◆ **EXERCISE**
Copy every line that contains the string "JSON" from the entries below.

(Dataset records)
^^^^

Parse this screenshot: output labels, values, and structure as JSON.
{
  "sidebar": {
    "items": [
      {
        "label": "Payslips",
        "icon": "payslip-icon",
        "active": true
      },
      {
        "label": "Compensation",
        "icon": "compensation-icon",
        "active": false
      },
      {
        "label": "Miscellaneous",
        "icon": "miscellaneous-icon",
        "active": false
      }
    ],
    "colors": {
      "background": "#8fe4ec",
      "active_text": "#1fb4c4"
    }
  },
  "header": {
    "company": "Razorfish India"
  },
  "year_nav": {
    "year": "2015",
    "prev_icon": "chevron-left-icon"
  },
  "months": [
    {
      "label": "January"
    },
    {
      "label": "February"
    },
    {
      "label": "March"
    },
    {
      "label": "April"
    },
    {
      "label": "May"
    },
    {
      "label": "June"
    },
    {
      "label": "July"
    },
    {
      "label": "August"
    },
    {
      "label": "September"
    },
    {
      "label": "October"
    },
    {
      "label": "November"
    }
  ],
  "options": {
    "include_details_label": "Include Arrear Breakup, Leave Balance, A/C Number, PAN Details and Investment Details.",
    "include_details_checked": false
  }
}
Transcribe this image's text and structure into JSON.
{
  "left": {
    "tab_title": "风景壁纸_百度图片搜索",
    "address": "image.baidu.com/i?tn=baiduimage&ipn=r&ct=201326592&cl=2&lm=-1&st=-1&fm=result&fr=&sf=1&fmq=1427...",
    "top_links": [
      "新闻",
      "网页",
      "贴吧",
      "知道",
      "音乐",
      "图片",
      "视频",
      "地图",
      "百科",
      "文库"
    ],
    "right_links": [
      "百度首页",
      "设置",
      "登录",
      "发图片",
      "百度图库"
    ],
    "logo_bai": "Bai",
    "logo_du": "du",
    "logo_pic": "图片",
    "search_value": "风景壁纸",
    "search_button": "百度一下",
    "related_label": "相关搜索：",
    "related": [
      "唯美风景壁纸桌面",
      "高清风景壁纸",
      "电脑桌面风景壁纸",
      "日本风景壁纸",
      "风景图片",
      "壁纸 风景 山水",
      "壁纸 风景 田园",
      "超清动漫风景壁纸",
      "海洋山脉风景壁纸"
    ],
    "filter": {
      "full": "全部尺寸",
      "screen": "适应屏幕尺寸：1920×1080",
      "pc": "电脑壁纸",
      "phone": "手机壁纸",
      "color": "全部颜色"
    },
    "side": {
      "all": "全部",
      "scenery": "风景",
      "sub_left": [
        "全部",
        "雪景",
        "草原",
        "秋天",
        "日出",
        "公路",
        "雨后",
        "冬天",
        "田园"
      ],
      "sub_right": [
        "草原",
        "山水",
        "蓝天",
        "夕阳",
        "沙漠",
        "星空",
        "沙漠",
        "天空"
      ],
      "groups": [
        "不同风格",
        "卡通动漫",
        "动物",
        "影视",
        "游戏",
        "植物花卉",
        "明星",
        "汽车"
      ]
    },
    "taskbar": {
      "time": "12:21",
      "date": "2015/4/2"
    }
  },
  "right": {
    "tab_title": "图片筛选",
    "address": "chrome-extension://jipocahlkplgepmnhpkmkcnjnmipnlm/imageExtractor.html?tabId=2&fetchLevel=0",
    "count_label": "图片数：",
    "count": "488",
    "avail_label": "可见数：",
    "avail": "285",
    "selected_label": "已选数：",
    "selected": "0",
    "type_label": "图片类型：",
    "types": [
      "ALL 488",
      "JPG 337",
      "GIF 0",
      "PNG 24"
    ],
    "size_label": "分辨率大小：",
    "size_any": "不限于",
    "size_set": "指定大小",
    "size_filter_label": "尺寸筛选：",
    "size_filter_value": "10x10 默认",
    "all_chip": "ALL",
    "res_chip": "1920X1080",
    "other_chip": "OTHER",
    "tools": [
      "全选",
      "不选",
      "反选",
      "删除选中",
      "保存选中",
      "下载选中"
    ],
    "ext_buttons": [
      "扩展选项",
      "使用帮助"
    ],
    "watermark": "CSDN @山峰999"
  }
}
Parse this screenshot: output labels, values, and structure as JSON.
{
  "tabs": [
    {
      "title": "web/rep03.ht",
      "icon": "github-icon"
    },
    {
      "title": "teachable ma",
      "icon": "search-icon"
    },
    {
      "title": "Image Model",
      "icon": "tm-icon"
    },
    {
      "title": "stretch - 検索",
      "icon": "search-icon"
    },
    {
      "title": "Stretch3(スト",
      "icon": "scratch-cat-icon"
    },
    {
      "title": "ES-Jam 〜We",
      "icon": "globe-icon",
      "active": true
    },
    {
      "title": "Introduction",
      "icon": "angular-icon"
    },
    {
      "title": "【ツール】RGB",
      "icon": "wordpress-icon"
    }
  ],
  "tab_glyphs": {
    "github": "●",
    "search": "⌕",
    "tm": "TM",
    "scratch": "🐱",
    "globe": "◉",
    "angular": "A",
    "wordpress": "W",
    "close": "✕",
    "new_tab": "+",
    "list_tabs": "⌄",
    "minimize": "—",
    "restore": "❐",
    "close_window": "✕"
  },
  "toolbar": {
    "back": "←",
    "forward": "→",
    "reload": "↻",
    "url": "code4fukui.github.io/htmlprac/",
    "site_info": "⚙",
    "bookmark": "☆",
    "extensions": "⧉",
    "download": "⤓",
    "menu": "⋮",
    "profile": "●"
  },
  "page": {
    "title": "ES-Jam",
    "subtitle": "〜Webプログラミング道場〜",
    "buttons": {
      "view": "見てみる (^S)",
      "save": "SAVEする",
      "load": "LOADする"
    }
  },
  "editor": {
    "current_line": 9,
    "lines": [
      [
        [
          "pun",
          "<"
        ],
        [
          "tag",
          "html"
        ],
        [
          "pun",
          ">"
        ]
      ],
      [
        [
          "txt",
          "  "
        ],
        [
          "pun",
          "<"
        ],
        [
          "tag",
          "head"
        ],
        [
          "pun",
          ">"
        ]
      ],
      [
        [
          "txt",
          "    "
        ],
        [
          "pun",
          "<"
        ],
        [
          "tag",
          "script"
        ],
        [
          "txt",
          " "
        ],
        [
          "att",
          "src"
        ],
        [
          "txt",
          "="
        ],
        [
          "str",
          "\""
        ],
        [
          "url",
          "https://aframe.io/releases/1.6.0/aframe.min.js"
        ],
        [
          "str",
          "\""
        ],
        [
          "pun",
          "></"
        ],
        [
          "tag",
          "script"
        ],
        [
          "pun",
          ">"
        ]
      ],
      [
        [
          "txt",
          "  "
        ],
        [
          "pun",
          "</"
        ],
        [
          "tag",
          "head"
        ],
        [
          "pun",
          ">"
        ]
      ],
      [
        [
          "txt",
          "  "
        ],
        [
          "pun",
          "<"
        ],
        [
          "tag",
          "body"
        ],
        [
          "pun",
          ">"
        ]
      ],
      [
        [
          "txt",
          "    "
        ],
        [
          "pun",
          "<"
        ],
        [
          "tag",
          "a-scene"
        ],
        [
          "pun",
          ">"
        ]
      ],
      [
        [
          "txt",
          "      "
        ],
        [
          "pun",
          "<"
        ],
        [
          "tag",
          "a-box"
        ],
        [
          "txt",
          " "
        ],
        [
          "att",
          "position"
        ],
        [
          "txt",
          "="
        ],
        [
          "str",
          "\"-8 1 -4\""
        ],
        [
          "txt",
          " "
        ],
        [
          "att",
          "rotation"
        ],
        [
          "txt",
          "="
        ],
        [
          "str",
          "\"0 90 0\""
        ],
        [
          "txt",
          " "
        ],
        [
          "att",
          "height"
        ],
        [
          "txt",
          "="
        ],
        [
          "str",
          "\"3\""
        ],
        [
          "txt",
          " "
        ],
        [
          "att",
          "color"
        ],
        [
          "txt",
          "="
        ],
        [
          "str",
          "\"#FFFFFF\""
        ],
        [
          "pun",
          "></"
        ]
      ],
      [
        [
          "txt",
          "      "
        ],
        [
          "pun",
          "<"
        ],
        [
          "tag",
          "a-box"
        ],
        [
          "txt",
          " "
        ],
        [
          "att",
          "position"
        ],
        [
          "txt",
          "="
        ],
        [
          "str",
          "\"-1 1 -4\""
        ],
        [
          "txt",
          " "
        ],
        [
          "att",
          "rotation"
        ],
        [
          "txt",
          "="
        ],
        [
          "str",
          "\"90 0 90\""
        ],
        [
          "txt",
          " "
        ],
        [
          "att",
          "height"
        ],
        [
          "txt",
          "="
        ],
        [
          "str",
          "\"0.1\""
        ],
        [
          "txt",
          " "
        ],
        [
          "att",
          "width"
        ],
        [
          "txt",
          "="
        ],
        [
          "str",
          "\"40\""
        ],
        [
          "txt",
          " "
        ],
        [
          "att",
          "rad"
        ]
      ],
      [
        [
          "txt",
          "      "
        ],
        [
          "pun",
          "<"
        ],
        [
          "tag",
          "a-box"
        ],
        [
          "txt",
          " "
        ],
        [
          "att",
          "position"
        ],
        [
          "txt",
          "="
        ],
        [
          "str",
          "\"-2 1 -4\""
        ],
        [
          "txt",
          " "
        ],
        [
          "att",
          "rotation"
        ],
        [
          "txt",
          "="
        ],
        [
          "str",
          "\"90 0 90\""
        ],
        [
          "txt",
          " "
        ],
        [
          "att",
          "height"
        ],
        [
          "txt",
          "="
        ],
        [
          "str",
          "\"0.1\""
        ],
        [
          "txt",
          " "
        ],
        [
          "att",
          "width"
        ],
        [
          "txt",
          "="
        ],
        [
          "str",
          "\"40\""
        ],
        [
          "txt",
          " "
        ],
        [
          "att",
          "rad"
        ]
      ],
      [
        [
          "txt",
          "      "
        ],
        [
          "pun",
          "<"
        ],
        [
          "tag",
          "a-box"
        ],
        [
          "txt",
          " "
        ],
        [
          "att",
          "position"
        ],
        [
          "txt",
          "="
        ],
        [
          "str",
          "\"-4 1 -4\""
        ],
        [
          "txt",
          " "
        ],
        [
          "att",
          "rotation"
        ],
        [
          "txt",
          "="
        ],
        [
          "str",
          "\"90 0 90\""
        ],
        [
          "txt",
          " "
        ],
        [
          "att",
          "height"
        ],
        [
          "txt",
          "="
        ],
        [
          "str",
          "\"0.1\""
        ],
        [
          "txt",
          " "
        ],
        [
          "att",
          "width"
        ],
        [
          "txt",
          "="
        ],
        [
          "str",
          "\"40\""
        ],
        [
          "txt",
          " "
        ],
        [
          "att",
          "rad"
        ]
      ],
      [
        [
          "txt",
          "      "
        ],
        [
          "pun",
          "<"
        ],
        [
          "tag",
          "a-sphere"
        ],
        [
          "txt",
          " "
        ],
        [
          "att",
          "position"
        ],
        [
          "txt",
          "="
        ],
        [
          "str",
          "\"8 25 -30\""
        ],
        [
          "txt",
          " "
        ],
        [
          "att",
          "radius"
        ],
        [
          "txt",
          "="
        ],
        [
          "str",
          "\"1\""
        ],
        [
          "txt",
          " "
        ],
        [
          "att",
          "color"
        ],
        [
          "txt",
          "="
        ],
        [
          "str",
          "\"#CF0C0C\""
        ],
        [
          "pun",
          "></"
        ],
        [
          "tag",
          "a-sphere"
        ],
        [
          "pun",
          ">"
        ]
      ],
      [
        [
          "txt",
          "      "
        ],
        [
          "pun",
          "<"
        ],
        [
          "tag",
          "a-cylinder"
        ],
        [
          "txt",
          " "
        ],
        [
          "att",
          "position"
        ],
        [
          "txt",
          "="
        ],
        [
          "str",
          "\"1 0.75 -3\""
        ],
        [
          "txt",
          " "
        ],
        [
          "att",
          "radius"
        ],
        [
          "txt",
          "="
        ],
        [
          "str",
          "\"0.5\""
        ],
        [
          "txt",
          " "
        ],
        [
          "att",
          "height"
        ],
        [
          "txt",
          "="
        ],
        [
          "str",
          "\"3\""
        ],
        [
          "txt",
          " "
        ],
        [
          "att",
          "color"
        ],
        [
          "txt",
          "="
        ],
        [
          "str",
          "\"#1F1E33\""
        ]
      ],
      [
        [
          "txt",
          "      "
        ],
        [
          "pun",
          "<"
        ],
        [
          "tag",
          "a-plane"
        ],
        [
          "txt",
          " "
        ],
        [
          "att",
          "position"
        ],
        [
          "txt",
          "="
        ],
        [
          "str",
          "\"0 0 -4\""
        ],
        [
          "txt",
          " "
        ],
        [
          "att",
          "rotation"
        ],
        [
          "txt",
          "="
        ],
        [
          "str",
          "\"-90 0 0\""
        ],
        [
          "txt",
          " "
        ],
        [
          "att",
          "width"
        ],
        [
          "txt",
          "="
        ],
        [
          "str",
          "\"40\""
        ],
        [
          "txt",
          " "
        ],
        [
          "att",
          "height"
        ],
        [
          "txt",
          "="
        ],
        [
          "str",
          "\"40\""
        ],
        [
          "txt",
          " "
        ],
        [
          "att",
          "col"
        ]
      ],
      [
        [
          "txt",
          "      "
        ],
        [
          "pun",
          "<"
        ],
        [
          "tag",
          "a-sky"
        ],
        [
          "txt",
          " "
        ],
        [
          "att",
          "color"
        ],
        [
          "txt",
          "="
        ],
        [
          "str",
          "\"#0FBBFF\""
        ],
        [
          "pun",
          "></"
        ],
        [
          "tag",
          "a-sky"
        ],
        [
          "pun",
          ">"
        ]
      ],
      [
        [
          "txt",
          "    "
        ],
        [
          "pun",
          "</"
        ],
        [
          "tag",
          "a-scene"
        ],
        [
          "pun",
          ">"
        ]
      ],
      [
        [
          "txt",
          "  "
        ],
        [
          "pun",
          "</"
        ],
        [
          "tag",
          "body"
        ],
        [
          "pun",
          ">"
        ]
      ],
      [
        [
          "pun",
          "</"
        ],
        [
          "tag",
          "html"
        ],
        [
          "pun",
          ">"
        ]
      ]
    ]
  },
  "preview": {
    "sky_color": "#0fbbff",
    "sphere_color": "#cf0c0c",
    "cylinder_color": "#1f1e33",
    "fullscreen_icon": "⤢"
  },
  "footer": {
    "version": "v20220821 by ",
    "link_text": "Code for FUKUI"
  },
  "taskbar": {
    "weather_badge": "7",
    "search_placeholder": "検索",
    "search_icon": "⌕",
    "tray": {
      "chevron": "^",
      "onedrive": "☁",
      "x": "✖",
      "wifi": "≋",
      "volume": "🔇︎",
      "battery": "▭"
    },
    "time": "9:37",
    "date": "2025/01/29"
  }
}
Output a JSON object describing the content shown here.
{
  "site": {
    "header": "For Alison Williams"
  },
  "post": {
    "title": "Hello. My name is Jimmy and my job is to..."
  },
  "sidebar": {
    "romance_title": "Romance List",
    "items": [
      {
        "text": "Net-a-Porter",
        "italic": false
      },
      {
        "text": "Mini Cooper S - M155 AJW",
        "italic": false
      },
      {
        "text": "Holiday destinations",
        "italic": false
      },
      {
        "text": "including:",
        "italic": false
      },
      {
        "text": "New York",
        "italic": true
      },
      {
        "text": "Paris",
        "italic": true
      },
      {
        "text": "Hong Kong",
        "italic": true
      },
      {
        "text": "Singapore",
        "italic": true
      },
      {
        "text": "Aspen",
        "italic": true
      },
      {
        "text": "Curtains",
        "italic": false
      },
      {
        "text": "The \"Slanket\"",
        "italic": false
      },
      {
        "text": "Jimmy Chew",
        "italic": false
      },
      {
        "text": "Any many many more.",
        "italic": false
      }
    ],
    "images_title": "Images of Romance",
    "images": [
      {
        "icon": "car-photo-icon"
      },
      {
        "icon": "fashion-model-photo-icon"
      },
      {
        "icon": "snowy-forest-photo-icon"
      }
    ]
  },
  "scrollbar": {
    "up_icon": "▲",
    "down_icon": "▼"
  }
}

^^^^

◆ **COMPLETE OUTPUT**
Parse this screenshot: output labels, values, and structure as JSON.
Transcribe this image's text and structure into JSON.
Parse this screenshot: output labels, values, and structure as JSON.
Output a JSON object describing the content shown here.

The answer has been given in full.